§ **Required work**: Reproduce the lines of the records below, starting with the line that contains "Detect and localize" and ending after the line that contains "comment-meta: 8 LIKES".

------ Data supplied ------

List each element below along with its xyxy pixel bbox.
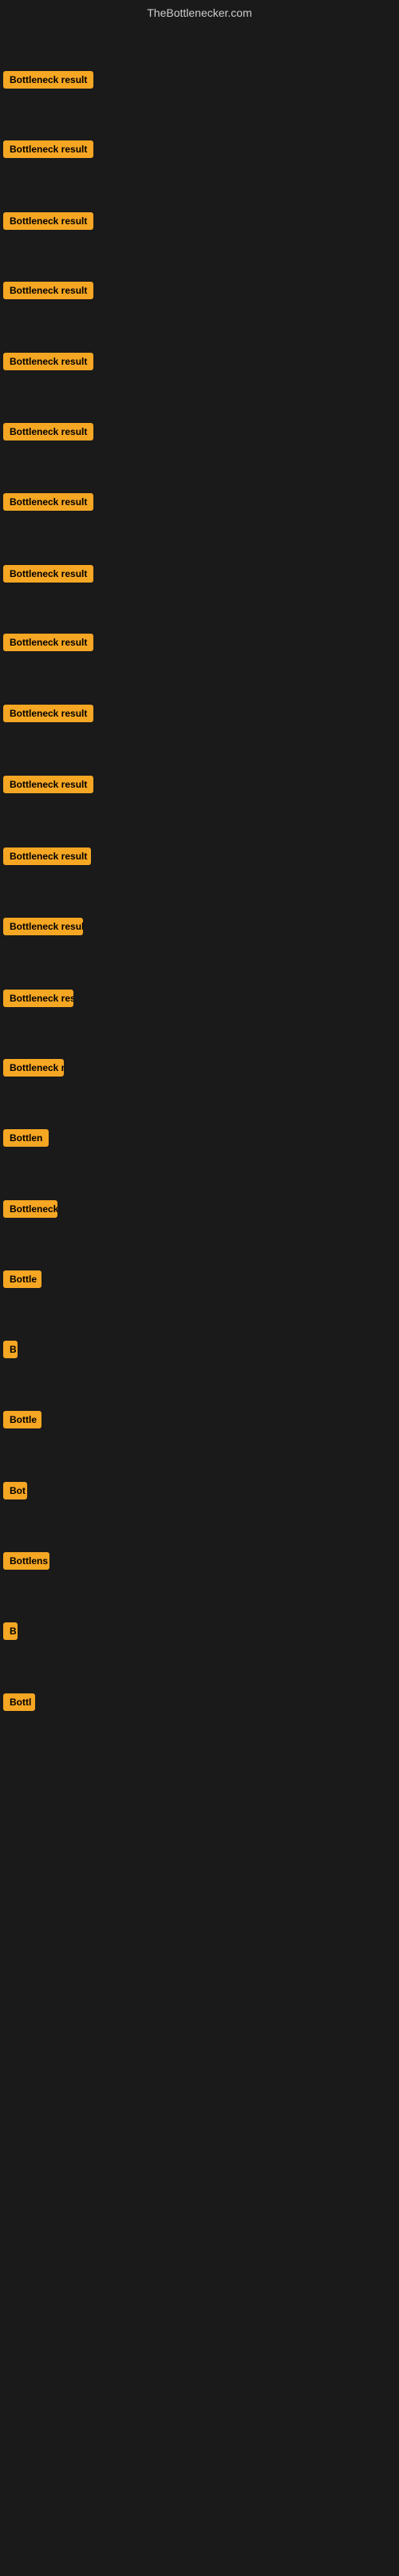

------
------ Data supplied ------

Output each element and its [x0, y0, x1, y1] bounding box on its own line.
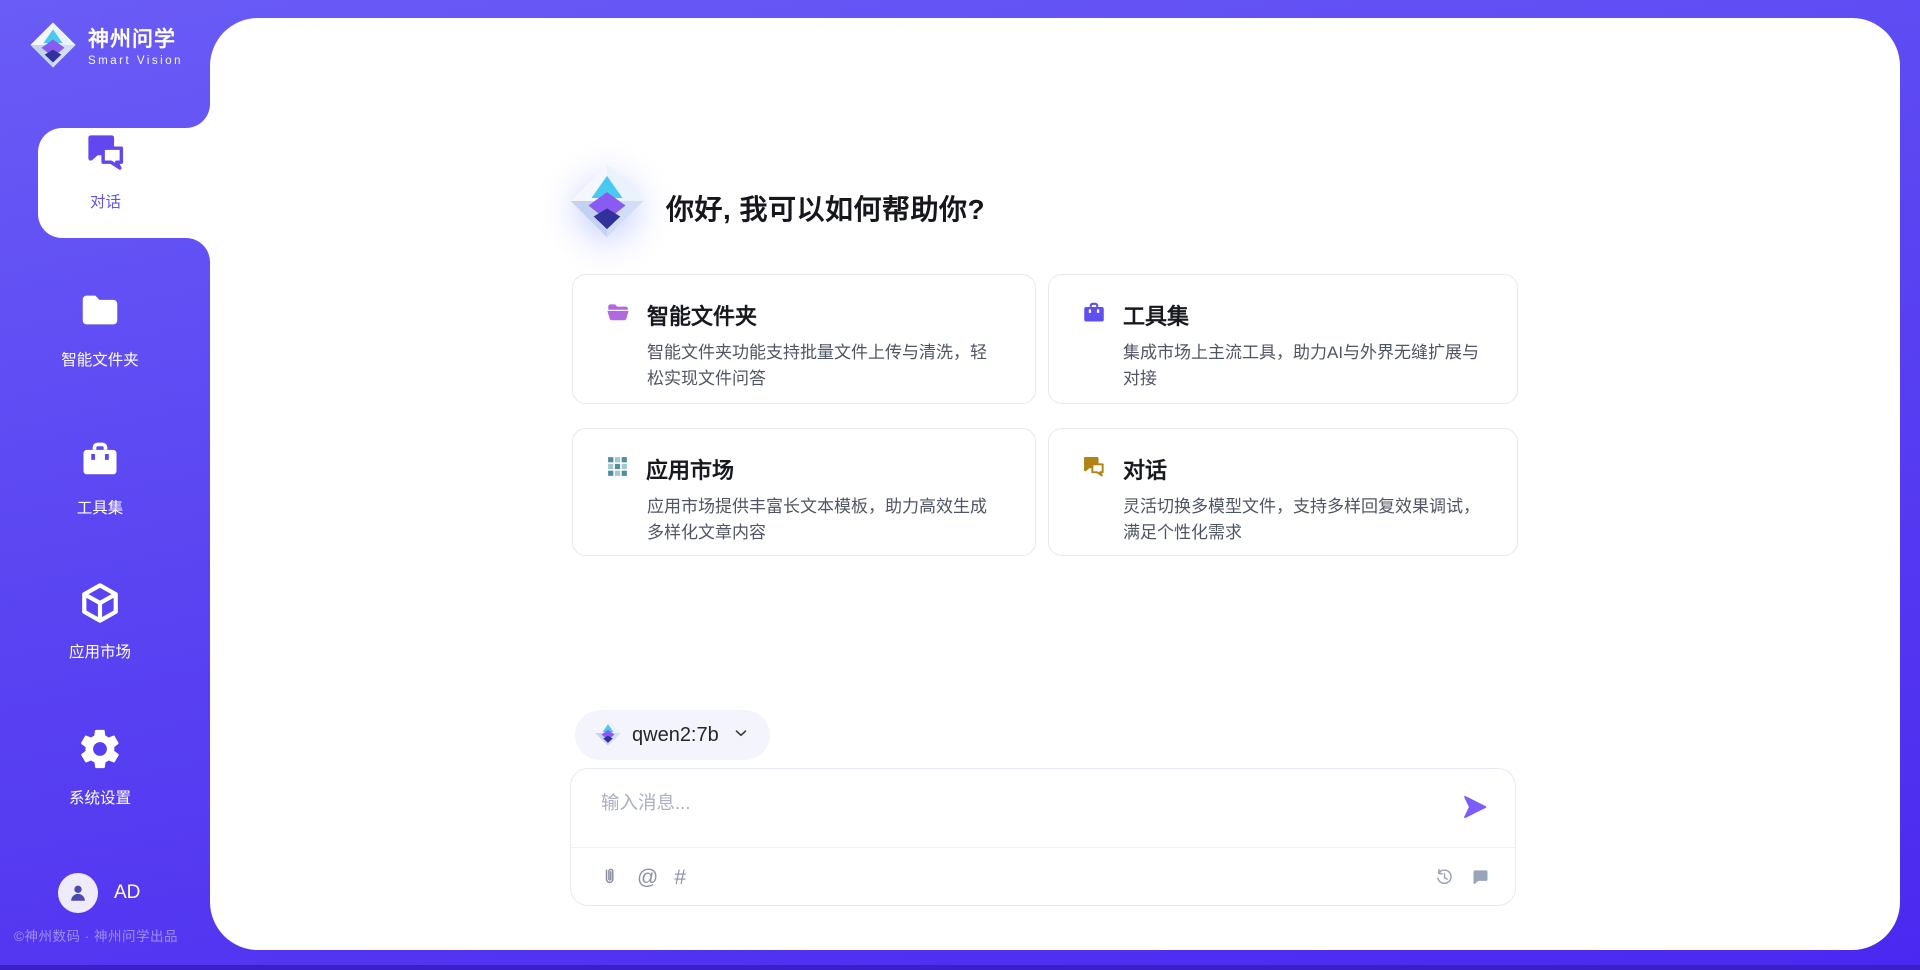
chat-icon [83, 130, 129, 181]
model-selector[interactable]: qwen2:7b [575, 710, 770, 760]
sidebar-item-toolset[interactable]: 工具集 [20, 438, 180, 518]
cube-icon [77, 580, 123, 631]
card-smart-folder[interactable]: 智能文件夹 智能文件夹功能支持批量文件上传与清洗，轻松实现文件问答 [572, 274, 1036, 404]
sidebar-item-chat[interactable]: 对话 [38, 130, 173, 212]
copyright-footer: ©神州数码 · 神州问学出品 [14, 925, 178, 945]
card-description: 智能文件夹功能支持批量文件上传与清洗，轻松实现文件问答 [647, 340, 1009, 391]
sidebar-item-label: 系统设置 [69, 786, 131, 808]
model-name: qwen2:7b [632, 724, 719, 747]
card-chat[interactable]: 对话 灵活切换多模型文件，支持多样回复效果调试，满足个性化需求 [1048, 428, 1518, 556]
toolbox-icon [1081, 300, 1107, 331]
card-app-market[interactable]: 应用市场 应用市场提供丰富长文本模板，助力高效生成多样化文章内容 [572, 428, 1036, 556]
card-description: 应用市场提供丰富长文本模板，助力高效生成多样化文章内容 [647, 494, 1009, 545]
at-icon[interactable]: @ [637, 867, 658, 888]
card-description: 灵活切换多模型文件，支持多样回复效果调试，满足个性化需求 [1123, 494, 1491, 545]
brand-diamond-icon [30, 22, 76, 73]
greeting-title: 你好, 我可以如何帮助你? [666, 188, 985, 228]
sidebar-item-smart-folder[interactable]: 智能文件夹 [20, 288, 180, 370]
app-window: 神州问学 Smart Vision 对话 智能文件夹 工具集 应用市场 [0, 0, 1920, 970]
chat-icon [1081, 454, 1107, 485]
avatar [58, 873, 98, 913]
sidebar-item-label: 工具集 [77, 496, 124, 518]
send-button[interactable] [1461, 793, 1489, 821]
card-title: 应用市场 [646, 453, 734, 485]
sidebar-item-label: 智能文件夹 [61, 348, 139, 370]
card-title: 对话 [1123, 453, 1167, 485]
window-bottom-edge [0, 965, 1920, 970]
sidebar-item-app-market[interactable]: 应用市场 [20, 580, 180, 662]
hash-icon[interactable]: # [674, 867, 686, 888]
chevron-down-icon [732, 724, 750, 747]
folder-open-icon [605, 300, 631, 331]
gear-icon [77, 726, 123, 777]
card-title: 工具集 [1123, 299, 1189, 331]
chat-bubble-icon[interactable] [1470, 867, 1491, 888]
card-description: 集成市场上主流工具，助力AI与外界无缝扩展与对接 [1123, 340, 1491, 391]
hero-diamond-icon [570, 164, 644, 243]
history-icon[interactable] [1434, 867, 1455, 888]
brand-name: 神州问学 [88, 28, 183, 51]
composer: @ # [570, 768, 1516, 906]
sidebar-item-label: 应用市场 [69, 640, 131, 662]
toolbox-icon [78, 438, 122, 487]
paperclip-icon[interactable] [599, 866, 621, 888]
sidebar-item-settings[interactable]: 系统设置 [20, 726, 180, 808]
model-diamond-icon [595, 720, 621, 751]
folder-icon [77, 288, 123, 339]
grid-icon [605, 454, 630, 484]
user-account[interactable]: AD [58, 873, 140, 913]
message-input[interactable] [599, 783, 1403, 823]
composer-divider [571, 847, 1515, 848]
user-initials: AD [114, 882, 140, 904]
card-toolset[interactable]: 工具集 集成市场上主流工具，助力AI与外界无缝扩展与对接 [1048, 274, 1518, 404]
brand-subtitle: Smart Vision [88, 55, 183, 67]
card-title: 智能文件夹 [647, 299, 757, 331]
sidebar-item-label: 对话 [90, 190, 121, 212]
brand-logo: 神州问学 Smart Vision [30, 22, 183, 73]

------
------ Data supplied ------

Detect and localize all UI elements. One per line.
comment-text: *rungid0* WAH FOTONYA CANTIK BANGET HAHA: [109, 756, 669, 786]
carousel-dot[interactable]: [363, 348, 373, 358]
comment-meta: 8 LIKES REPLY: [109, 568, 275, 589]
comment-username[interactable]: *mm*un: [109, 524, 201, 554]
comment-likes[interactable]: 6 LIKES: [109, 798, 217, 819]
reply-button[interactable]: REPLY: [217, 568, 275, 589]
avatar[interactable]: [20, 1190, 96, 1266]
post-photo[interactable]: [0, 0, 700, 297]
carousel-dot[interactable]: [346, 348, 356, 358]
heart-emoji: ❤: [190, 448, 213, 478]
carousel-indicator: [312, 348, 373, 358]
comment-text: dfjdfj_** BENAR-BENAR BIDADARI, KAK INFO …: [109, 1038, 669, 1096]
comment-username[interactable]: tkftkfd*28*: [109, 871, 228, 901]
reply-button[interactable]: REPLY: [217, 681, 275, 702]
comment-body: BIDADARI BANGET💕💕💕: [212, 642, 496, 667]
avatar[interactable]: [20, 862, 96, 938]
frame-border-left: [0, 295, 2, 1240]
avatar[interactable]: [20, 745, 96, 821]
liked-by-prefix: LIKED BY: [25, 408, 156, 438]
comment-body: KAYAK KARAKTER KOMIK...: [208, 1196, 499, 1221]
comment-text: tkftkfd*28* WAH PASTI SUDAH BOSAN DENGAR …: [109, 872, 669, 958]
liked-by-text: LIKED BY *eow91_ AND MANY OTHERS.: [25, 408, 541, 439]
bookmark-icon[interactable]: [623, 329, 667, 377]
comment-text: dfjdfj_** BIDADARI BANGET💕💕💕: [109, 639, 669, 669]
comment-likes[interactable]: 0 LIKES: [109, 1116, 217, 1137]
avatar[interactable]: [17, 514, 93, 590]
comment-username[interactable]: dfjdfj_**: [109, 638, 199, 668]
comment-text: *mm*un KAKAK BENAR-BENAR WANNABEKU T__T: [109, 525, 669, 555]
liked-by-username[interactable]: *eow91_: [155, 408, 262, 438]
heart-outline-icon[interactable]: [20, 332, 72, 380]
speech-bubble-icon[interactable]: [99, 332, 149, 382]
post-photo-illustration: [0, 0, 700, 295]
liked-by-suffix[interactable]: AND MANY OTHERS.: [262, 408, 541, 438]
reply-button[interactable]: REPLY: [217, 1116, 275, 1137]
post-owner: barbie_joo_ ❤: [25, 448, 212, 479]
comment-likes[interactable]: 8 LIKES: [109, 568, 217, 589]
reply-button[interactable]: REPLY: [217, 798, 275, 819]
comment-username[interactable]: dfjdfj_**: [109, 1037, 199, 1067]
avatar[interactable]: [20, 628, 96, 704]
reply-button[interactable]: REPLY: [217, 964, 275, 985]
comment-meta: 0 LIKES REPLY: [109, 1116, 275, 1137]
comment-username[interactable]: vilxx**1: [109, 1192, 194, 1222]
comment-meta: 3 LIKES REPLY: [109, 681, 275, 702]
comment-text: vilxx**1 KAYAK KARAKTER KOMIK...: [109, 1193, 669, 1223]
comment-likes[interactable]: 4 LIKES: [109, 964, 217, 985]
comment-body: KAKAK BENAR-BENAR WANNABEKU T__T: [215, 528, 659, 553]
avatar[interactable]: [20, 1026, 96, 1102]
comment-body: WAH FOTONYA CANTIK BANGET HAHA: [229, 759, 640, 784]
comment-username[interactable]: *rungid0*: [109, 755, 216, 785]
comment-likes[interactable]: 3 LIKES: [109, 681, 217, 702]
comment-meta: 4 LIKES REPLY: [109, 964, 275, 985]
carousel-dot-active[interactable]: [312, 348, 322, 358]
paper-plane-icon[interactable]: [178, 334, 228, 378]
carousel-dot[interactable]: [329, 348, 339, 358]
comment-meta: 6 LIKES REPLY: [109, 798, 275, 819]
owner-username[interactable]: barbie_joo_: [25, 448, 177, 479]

------

§ **Written response**:
Detect and localize all UI elements. One per line.
comment-text: *rungid0* WAH FOTONYA CANTIK BANGET HAHA: [109, 756, 669, 786]
carousel-dot[interactable]: [363, 348, 373, 358]
comment-meta: 8 LIKES REPLY: [109, 568, 275, 589]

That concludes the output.